Alina Lorío
Los rumores de presuntas inconformidades y renuncias de las vicealcaldesas de Quilalí y Ocotal, municipios del departamento de Nueva Segovia, corren como en un reguero de pólvora, argumentando entre otras cosas, el divorcio con los alcaldes respectivos y la suspensión de sus funciones en la comuna.
Algunos medios de comunicación locales han destacado en sus noticieros —sin fuente segura que responda por la información— que la vicealcaldesa de Quilalí, Erlinda Damaris Rodríguez Escobar, había renunciado a pesar de la visita que una comisión de la dirección política departamental que la invitó a recomponer las relaciones con el alcalde Marvin Rodríguez Herrera, quien la habría dejado sin funciones.
LA PRENSA intentó conocer la versión del alcalde; sin embargo, no respondió la llamada a su celular. Por su parte, María Elieth Paguaga Gómez, secretaria del Concejo Municipal de Quilalí, se limitó a asegurar que esta instancia no tiene en su poder ninguna carta de renuncia al cargo de vicealcaldesa.
NIEGA RENUNCIA
La vicealcaldesa Rodríguez Escobar, al ser consultada, fue enfática al asegurar textualmente: “De manera formal le comunico que no es cierto que haya renunciado a mi cargo, solo sigo de subsidio debido a mi cirugía”. Presuntamente, la vicealcaldesa habría asumido este domingo la presidencia de la Comisión Municipal de Turismo.
Por otro lado, los medios locales también han informado de la presunta inconformidad de la vicealcaldesa de Ocotal, Dolores Jarquín, por el aislamiento al que ha sido sometida al reducirle las funciones que tenía desde la toma del poder a la fecha.
Jarquín no ha brindado declaraciones al respecto, pero algunos periodistas locales señalan, entre otras cosas, que le fue suspendida la firma autorizada para el manejo de recursos de la comuna, la reducción de combustible de uso para sus funciones y el vehículo asignado fue retirado de su poder.

*Aplica lo leído*
**1.** Indica si cada afirmación concuerda con la noticia sobre las vicealcaldesas de Nueva Segovia y responde sí o no, citando las palabras exactas que lo deciden: (a) La secretaria del Concejo Municipal de Quilalí afirma que el Concejo tiene una carta de renuncia de la vicealcaldesa. (b) La vicealcaldesa de Quilalí niega haber renunciado a su cargo. (c) Dolores Jarquín ha dado declaraciones sobre su situación.
**2.** Por favor, copia de la noticia el fragmento que empieza con "Algunos medios de" y sigue hasta "dejado sin funciones.".

*Material proporcionado*
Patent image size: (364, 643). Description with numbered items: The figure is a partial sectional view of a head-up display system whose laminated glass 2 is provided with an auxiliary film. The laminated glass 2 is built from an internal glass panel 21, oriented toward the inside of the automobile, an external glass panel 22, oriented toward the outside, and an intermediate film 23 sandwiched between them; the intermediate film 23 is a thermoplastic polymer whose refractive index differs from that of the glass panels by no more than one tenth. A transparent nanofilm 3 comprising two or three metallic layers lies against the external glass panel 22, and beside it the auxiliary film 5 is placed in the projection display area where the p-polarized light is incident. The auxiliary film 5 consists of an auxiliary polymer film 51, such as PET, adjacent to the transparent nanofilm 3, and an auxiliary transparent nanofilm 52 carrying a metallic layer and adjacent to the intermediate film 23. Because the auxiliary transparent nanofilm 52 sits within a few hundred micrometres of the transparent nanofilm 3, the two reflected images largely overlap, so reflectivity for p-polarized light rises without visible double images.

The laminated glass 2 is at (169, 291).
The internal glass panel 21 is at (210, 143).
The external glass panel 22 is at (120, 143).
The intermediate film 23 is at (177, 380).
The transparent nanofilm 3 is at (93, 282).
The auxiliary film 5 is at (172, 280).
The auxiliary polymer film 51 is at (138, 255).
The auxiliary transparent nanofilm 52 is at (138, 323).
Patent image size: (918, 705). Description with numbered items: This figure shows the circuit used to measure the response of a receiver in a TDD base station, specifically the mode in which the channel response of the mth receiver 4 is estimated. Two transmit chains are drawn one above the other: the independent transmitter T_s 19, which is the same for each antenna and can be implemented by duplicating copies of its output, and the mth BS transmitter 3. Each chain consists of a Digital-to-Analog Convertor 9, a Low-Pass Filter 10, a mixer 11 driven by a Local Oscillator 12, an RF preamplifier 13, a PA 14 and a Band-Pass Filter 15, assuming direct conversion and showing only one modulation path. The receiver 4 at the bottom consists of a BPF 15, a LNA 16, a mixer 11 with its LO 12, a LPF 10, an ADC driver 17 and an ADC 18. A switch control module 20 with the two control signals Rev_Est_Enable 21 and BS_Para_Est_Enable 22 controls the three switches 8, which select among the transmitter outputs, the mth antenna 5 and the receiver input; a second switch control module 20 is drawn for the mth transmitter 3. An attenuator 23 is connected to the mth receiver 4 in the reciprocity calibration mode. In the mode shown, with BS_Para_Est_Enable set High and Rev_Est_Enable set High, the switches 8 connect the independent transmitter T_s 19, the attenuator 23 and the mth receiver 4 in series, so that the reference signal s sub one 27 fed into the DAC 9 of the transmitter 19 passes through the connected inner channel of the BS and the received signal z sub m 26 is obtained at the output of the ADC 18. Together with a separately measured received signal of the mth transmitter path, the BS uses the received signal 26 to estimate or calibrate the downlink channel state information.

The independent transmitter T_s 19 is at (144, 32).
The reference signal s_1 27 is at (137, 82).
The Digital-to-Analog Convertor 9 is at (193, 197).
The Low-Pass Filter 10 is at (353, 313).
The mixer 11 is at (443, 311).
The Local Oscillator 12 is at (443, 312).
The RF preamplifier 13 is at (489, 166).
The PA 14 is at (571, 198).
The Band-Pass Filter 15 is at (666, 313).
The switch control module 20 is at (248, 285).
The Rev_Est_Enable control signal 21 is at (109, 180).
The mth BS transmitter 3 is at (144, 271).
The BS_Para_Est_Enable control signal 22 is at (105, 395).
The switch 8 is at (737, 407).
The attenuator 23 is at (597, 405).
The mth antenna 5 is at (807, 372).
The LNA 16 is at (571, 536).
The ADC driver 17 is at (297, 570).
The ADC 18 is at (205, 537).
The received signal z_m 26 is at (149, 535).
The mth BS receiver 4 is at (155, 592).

*Respuestas del ejercicio*
**1.**
(a) No: “esta instancia no tiene en su poder ninguna carta de renuncia al cargo de vicealcaldesa”.
(b) Sí: “no es cierto que haya renunciado a mi cargo”.
(c) No: “Jarquín no ha brindado declaraciones al respecto”.

**2.**
Algunos medios de comunicación locales han destacado en sus noticieros —sin fuente segura que responda por la información— que la vicealcaldesa de Quilalí, Erlinda Damaris Rodríguez Escobar, había renunciado a pesar de la visita que una comisión de la dirección política departamental que la invitó a recomponer las relaciones con el alcalde Marvin Rodríguez Herrera, quien la habría dejado sin funciones.